TASK GOAL →
Pull out every line containing the string "sarurilor".

SOURCE MATERIAL →
»»

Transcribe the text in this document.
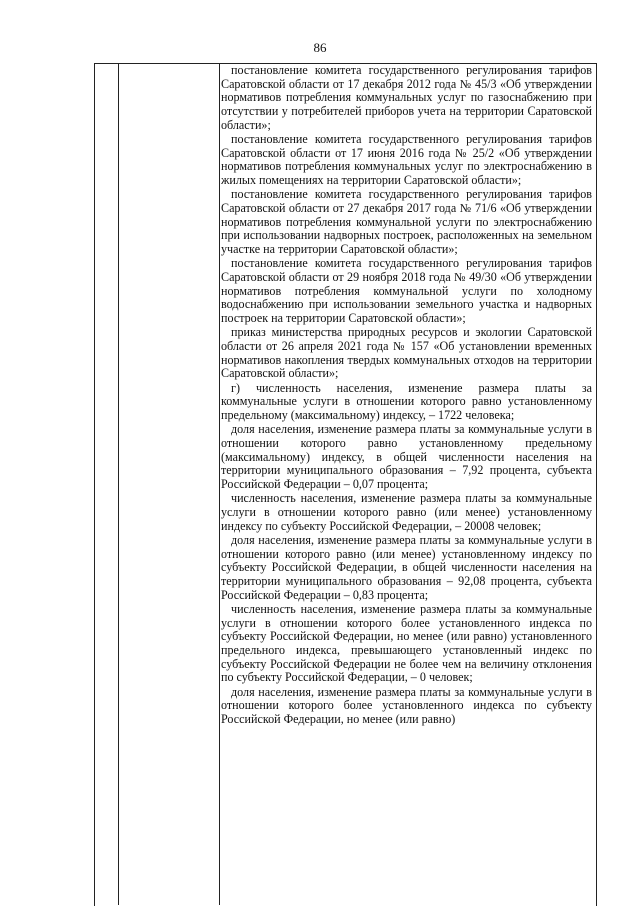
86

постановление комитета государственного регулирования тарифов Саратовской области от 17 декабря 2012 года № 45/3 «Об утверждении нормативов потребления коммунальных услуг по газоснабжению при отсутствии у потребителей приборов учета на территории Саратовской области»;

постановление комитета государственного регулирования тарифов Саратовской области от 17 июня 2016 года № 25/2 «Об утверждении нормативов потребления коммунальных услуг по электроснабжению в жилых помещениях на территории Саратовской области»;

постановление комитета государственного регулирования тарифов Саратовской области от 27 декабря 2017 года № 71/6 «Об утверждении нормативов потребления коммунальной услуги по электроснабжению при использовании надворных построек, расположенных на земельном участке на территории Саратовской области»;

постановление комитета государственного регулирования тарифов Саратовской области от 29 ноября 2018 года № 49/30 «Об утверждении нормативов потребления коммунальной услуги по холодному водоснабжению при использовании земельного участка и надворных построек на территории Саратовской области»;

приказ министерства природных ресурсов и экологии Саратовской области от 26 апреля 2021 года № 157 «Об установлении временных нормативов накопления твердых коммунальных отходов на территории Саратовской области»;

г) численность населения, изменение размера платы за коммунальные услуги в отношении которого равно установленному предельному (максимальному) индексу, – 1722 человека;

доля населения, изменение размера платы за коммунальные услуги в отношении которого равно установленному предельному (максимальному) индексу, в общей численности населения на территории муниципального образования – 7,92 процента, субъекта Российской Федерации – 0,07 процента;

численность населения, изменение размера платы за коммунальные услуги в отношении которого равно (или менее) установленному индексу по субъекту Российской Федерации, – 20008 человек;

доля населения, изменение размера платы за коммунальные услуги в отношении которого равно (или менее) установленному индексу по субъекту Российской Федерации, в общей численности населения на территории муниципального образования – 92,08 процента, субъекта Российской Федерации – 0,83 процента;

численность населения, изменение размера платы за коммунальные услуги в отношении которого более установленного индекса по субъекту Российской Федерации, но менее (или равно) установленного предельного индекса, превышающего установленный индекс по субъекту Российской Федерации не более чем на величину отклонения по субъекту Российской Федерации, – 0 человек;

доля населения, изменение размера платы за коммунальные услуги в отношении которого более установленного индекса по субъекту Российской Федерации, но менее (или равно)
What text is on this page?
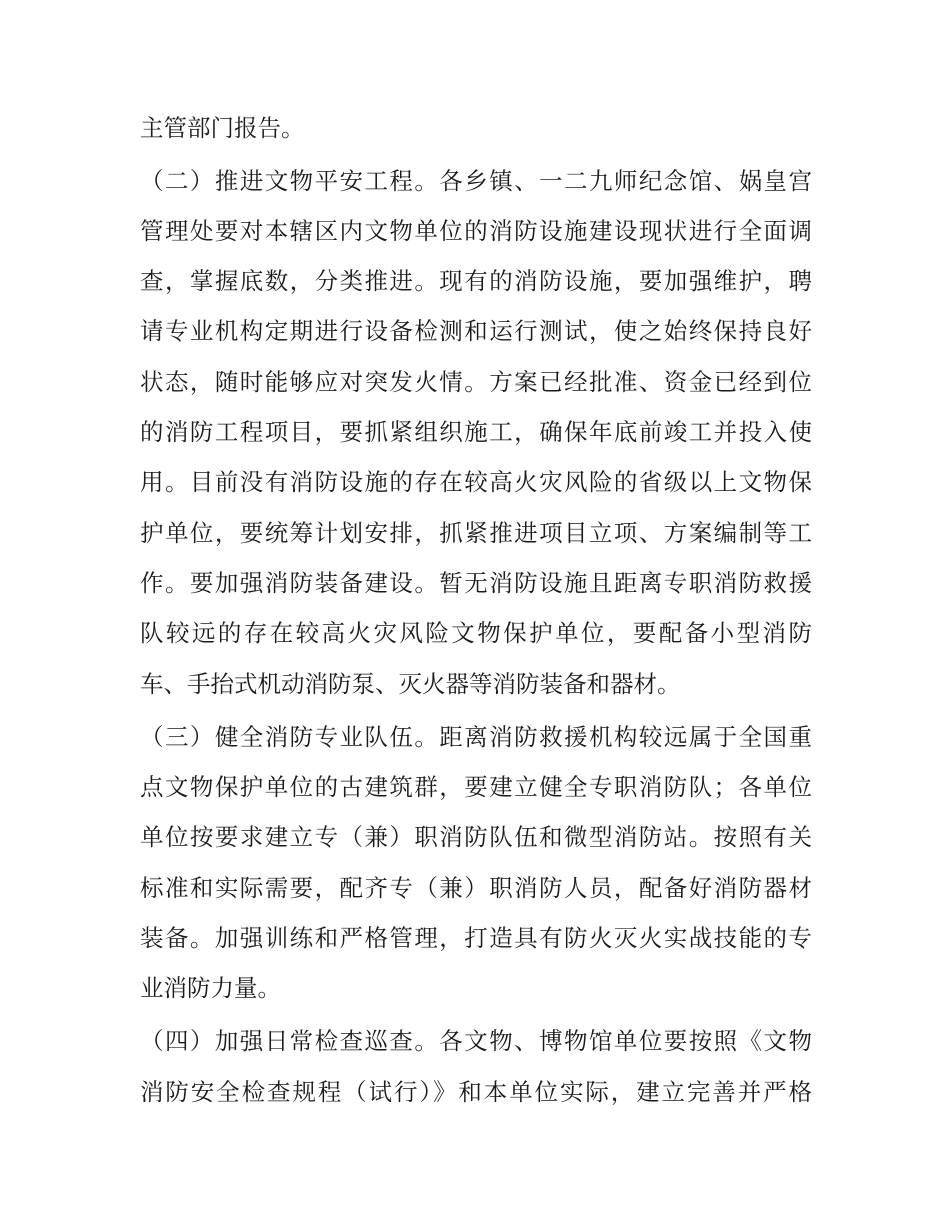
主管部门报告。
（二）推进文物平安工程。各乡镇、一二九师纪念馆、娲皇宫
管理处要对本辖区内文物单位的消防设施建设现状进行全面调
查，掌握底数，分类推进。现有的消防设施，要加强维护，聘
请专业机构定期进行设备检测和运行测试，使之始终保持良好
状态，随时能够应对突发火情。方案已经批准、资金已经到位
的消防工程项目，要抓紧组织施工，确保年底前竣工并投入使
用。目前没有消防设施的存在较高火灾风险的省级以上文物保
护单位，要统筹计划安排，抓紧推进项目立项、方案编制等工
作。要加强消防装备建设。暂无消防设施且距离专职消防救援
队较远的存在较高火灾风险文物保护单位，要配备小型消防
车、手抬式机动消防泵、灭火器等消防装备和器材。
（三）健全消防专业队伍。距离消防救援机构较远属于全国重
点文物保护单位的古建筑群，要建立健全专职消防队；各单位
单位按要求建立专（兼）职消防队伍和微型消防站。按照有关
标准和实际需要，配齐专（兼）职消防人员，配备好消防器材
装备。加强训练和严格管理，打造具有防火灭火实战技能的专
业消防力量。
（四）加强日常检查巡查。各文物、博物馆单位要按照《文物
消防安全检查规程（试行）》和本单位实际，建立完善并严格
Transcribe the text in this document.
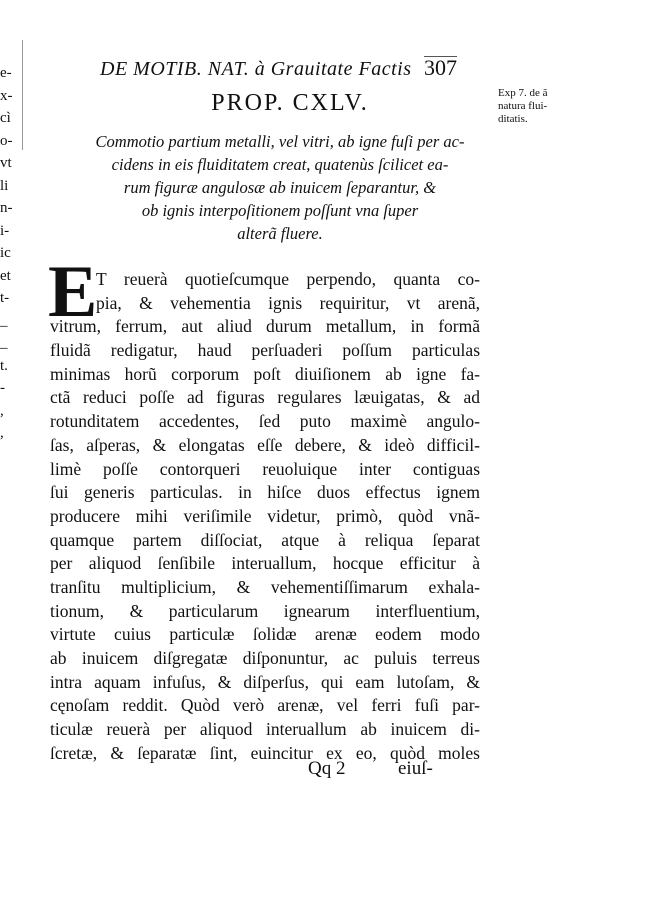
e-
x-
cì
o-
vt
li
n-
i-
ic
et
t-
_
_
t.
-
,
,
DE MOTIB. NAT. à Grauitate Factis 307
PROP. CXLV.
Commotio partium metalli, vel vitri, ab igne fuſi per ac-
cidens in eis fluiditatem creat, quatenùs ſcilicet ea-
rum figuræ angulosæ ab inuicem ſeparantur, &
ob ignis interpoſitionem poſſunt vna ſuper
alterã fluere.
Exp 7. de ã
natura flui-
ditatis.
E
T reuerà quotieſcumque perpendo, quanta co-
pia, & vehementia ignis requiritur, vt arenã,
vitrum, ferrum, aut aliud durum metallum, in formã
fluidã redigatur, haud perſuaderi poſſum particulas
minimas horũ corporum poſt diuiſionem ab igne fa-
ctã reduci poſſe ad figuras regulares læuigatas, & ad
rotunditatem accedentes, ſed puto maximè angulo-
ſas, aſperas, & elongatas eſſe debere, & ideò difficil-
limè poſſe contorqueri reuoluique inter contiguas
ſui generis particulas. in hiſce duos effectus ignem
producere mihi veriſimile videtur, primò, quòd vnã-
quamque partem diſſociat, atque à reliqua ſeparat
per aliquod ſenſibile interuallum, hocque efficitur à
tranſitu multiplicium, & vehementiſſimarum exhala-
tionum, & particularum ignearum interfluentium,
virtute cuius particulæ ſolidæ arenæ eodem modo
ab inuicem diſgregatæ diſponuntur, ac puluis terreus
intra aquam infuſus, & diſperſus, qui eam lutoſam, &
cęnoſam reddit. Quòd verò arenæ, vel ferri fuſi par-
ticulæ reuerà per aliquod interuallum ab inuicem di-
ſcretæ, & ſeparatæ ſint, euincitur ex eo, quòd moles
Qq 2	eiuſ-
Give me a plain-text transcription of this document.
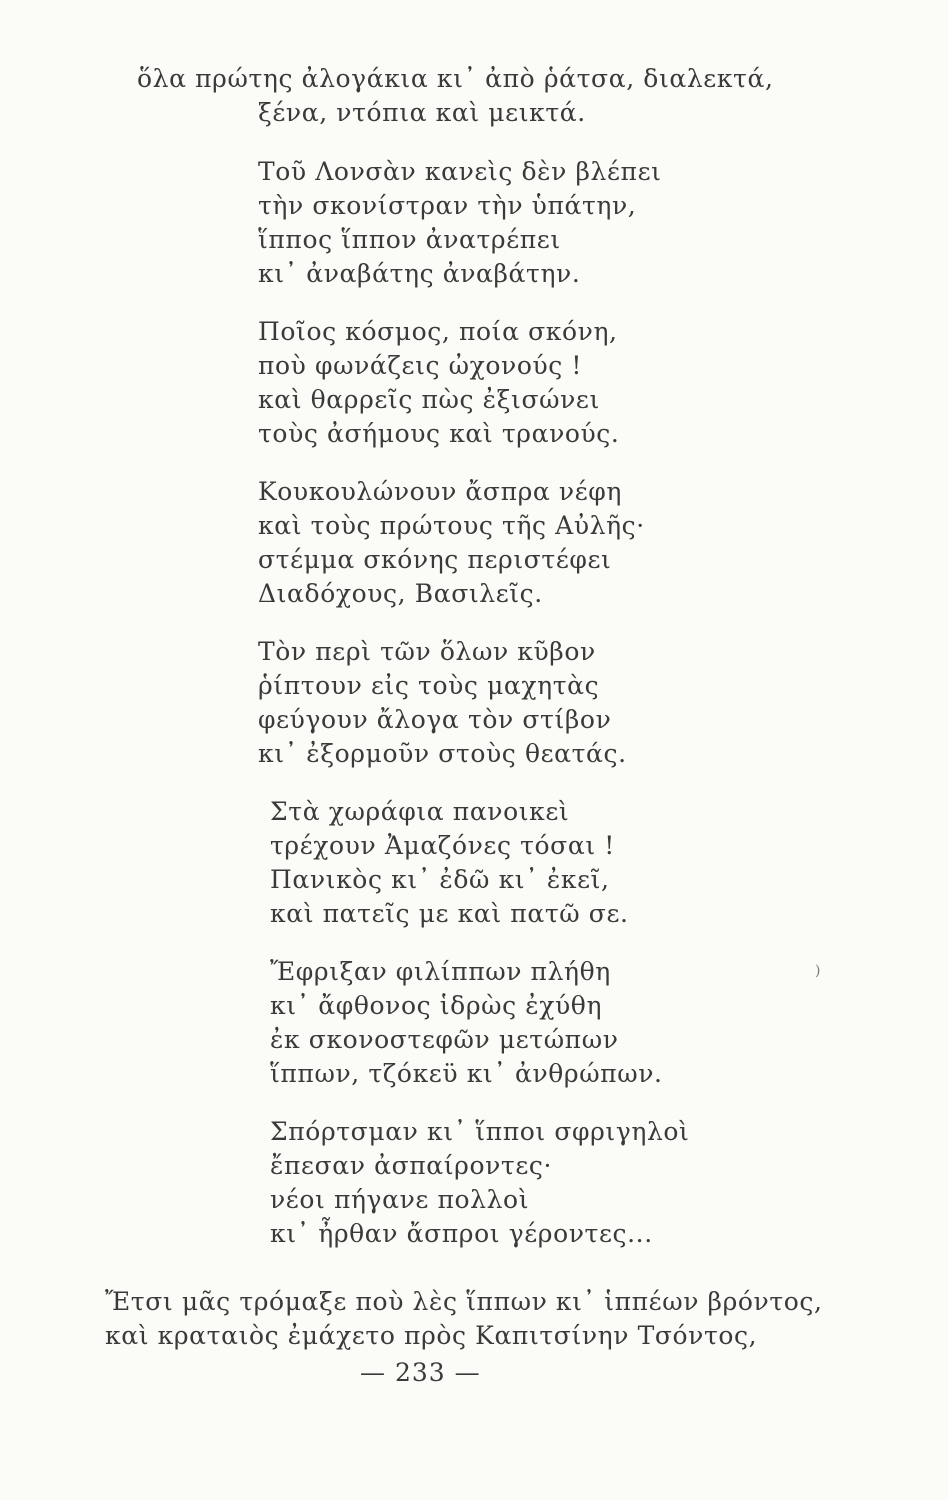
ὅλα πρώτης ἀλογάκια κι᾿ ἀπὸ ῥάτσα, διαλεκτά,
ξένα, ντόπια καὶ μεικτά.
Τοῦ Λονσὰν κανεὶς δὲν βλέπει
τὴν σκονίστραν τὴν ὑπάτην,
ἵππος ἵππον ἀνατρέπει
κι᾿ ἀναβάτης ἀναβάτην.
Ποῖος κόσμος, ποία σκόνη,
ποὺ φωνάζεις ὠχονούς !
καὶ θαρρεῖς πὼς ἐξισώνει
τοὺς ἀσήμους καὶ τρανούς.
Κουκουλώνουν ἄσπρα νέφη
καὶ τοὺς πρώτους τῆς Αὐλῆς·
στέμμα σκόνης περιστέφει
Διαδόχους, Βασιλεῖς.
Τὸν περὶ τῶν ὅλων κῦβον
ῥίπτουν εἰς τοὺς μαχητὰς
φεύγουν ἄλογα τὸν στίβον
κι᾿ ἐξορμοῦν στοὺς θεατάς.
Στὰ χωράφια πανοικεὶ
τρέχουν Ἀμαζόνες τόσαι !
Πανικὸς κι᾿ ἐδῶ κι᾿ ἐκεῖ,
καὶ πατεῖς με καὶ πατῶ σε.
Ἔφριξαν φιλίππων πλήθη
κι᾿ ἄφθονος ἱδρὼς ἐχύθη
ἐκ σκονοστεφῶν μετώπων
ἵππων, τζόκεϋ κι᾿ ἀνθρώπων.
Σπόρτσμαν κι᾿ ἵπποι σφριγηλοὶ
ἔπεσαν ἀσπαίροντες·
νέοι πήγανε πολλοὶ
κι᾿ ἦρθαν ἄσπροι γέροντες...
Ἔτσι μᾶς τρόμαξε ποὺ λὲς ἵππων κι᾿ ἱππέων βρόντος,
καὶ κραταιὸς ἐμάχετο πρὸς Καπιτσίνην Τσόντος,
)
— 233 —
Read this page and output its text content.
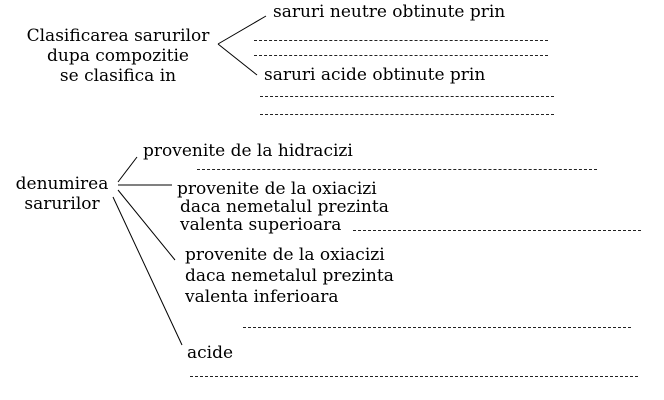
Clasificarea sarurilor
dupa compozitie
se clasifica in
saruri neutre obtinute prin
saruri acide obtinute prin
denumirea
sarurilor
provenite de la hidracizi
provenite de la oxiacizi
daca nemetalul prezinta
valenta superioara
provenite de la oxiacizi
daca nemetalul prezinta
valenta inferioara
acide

««

WRITTEN SOLUTION →
Clasificarea sarurilor
sarurilor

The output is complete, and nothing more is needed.